### Task to carry out
Check each line below for "icon" and report how many have it, nothing else.

### Data provided
▽

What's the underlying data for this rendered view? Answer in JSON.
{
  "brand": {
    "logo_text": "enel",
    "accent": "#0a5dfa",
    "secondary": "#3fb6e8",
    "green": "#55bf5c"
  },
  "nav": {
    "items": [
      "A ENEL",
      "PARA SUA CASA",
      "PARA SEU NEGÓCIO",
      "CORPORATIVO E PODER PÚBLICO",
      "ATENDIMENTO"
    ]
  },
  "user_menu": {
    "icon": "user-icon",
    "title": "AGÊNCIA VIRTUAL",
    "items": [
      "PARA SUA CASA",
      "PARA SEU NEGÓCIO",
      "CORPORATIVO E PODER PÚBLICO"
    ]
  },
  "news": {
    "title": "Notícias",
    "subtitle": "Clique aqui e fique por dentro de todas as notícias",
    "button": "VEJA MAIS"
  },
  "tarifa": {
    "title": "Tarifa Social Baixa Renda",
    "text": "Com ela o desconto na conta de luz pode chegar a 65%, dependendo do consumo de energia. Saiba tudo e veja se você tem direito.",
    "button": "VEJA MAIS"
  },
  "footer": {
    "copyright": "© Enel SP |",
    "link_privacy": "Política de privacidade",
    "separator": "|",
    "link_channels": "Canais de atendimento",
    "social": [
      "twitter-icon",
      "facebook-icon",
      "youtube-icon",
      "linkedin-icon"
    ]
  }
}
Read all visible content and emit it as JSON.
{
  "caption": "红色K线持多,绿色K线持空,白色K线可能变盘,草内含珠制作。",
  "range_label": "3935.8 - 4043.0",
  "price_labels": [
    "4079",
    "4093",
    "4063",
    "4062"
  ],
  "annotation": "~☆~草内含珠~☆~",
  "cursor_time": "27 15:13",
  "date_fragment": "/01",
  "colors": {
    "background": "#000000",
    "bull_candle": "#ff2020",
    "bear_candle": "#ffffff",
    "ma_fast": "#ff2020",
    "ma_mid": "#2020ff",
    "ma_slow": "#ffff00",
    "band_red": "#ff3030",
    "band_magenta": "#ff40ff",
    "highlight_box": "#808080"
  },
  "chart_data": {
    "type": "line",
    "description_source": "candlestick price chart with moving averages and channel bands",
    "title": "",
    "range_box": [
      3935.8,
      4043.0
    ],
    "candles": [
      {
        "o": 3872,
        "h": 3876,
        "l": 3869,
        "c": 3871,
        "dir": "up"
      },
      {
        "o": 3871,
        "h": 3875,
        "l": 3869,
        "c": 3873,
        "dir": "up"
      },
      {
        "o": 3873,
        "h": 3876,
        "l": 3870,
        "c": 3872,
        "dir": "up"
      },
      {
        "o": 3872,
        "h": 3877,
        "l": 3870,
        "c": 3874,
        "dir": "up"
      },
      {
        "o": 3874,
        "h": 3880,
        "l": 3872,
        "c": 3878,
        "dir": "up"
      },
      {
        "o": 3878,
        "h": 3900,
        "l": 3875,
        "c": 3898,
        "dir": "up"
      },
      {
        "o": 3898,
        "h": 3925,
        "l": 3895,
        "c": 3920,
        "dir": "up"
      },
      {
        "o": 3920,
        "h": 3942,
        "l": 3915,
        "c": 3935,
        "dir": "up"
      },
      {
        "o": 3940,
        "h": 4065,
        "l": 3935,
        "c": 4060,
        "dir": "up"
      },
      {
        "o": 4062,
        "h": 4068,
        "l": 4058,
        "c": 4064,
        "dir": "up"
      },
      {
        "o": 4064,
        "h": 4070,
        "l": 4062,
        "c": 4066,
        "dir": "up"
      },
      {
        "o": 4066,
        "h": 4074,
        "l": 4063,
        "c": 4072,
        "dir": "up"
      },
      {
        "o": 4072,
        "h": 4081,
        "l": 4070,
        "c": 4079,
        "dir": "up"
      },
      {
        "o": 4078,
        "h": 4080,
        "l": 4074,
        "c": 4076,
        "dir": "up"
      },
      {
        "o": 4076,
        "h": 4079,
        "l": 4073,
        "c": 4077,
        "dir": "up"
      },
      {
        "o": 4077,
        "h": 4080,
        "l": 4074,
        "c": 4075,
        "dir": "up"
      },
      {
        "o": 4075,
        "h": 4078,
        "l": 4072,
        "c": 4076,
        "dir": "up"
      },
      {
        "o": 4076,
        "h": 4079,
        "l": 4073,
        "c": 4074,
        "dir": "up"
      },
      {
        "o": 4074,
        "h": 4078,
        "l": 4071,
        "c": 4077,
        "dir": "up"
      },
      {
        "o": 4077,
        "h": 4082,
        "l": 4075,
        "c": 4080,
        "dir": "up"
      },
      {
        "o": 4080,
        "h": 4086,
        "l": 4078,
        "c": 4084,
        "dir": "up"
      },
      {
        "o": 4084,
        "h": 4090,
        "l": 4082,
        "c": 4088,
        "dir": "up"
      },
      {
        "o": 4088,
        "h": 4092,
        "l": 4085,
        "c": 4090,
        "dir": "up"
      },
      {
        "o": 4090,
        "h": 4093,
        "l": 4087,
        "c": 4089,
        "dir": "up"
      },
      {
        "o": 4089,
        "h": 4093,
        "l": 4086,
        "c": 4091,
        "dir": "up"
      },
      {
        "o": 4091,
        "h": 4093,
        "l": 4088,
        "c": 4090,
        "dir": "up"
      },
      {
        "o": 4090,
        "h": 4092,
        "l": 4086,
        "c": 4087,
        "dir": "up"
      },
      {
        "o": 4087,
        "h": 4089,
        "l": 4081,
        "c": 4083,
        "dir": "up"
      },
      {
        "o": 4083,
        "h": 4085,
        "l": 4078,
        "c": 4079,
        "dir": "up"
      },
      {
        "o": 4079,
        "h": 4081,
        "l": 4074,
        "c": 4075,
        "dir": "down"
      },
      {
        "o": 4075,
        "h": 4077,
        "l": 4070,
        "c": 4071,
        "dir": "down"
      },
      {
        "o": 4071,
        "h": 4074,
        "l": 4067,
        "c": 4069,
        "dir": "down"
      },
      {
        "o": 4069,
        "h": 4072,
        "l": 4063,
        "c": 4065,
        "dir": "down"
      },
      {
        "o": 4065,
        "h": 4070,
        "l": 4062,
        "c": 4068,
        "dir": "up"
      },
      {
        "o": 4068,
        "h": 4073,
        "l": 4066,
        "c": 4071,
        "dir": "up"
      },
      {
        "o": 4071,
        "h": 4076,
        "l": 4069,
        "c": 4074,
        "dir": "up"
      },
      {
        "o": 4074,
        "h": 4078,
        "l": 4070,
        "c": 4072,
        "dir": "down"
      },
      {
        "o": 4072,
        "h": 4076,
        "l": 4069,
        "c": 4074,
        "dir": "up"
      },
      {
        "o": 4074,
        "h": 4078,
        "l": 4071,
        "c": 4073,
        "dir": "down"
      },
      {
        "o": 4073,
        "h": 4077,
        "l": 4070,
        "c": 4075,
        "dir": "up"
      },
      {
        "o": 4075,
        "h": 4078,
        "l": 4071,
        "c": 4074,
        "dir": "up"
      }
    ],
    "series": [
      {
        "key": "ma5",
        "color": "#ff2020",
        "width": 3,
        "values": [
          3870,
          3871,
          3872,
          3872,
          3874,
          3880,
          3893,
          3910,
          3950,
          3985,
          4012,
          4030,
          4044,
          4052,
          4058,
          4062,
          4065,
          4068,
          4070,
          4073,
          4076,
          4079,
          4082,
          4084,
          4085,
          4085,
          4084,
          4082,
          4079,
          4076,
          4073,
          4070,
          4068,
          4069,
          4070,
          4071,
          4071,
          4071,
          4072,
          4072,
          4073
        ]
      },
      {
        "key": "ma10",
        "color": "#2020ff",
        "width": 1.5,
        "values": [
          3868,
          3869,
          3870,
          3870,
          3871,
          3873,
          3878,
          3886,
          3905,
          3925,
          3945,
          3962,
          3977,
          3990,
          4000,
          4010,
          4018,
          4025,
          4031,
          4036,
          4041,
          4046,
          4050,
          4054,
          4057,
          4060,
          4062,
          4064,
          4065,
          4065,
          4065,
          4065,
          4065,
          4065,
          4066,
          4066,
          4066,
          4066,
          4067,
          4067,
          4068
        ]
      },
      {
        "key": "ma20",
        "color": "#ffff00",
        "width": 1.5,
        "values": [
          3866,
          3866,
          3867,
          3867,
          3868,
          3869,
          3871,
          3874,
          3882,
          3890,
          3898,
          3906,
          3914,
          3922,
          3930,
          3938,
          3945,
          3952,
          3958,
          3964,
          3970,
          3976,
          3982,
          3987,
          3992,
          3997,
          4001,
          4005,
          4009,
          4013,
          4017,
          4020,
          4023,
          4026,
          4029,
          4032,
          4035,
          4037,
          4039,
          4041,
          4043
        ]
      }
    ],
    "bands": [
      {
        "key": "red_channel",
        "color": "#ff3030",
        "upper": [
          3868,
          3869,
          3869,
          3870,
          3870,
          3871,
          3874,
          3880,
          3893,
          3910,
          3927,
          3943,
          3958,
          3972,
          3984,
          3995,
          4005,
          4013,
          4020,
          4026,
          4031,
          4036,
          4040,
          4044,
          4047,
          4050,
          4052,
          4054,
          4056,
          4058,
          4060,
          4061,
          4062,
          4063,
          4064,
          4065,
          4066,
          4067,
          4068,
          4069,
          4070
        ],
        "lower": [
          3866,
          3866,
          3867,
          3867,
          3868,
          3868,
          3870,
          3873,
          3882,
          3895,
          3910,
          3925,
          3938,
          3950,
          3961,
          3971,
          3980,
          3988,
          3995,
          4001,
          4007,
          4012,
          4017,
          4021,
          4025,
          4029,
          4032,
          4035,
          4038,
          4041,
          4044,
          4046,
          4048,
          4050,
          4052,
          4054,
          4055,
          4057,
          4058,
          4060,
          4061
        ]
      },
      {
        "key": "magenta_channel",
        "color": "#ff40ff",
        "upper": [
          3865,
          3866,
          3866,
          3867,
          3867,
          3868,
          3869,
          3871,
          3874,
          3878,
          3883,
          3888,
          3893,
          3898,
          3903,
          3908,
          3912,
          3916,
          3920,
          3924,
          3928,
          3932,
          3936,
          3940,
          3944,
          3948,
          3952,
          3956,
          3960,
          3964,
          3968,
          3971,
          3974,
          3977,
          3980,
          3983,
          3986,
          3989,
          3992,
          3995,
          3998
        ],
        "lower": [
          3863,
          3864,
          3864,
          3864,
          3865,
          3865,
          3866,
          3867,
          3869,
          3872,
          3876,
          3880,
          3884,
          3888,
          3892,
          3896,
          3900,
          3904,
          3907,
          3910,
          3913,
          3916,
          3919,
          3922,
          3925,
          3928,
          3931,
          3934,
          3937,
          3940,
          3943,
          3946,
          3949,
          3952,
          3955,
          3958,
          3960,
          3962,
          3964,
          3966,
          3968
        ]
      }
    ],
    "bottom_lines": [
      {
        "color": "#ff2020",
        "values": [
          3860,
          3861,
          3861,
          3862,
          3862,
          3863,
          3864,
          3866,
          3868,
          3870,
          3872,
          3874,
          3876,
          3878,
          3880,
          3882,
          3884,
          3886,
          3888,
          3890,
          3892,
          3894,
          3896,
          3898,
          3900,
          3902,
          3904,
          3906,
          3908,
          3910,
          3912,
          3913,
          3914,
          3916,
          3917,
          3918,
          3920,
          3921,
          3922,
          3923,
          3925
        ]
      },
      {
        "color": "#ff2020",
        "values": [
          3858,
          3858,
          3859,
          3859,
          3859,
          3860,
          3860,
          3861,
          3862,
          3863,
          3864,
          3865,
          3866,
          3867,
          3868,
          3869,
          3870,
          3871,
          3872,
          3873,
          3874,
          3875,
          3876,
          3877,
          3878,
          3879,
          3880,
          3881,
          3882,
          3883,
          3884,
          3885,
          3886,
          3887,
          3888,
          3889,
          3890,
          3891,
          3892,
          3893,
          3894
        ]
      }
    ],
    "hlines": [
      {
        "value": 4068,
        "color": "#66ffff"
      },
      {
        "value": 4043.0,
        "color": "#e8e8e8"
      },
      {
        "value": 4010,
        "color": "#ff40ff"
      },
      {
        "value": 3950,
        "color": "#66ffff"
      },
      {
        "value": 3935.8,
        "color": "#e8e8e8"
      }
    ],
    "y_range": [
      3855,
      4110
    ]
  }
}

△

### Problem solution
5